§ **Work required**: Output all of the entries below precisely as written.

§ **Dataset extract**:

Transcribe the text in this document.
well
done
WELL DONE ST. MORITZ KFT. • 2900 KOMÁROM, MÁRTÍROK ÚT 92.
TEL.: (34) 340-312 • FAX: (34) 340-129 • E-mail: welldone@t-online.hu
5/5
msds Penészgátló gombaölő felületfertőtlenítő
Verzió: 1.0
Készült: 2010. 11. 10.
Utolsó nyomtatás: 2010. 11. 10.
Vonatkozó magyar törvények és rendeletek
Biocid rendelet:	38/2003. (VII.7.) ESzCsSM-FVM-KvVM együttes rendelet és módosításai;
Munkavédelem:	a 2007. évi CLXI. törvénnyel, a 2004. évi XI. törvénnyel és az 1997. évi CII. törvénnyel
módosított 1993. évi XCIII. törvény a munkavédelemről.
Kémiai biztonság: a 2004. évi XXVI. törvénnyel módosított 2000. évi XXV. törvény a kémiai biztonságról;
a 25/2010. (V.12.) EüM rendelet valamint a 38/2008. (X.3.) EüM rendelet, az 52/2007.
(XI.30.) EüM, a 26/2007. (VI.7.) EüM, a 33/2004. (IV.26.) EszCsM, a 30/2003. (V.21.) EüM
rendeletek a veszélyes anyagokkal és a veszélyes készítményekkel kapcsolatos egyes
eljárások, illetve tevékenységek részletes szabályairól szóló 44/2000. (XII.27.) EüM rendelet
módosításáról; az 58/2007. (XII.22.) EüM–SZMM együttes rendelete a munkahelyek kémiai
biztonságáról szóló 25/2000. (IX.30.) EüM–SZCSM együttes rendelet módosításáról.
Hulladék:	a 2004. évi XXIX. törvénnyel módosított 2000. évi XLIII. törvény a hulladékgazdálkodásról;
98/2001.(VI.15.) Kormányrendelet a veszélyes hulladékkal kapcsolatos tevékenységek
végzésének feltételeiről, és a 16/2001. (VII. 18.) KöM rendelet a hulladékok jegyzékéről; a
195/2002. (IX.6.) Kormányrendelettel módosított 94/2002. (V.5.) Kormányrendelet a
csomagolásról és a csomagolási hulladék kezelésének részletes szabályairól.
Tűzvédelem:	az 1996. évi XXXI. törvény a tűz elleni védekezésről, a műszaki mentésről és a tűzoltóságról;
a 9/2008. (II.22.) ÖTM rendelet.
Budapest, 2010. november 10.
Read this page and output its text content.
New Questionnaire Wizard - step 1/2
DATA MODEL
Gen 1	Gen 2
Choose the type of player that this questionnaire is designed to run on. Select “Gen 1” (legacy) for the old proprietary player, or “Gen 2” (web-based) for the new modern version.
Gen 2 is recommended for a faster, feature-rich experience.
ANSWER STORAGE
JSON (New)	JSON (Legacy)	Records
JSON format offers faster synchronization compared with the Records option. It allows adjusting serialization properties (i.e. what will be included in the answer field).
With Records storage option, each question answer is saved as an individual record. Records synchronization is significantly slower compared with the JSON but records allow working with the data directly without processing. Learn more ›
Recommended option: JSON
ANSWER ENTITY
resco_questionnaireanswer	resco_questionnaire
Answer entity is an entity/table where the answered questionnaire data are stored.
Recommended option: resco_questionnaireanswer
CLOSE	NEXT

§ **Task response**:
Transcribe the text in this document.
well
done
WELL DONE ST. MORITZ KFT. • 2900 KOMÁROM, MÁRTÍROK ÚT 92.
TEL.: (34) 340-312 • FAX: (34) 340-129 • E-mail: welldone@t-online.hu
5/5
msds Penészgátló gombaölő felületfertőtlenítő
Verzió: 1.0
Készült: 2010. 11. 10.
Utolsó nyomtatás: 2010. 11. 10.
Vonatkozó magyar törvények és rendeletek
Biocid rendelet:	38/2003. (VII.7.) ESzCsSM-FVM-KvVM együttes rendelet és módosításai;
Munkavédelem:	a 2007. évi CLXI. törvénnyel, a 2004. évi XI. törvénnyel és az 1997. évi CII. törvénnyel
módosított 1993. évi XCIII. törvény a munkavédelemről.
Kémiai biztonság: a 2004. évi XXVI. törvénnyel módosított 2000. évi XXV. törvény a kémiai biztonságról;
a 25/2010. (V.12.) EüM rendelet valamint a 38/2008. (X.3.) EüM rendelet, az 52/2007.
(XI.30.) EüM, a 26/2007. (VI.7.) EüM, a 33/2004. (IV.26.) EszCsM, a 30/2003. (V.21.) EüM
rendeletek a veszélyes anyagokkal és a veszélyes készítményekkel kapcsolatos egyes
eljárások, illetve tevékenységek részletes szabályairól szóló 44/2000. (XII.27.) EüM rendelet
módosításáról; az 58/2007. (XII.22.) EüM–SZMM együttes rendelete a munkahelyek kémiai
biztonságáról szóló 25/2000. (IX.30.) EüM–SZCSM együttes rendelet módosításáról.
Hulladék:	a 2004. évi XXIX. törvénnyel módosított 2000. évi XLIII. törvény a hulladékgazdálkodásról;
98/2001.(VI.15.) Kormányrendelet a veszélyes hulladékkal kapcsolatos tevékenységek
végzésének feltételeiről, és a 16/2001. (VII. 18.) KöM rendelet a hulladékok jegyzékéről; a
195/2002. (IX.6.) Kormányrendelettel módosított 94/2002. (V.5.) Kormányrendelet a
csomagolásról és a csomagolási hulladék kezelésének részletes szabályairól.
Tűzvédelem:	az 1996. évi XXXI. törvény a tűz elleni védekezésről, a műszaki mentésről és a tűzoltóságról;
a 9/2008. (II.22.) ÖTM rendelet.
Budapest, 2010. november 10.
Read this page and output its text content.
New Questionnaire Wizard - step 1/2
DATA MODEL
Gen 1	Gen 2
Choose the type of player that this questionnaire is designed to run on. Select “Gen 1” (legacy) for the old proprietary player, or “Gen 2” (web-based) for the new modern version.
Gen 2 is recommended for a faster, feature-rich experience.
ANSWER STORAGE
JSON (New)	JSON (Legacy)	Records
JSON format offers faster synchronization compared with the Records option. It allows adjusting serialization properties (i.e. what will be included in the answer field).
With Records storage option, each question answer is saved as an individual record. Records synchronization is significantly slower compared with the JSON but records allow working with the data directly without processing. Learn more ›
Recommended option: JSON
ANSWER ENTITY
resco_questionnaireanswer	resco_questionnaire
Answer entity is an entity/table where the answered questionnaire data are stored.
Recommended option: resco_questionnaireanswer
CLOSE	NEXT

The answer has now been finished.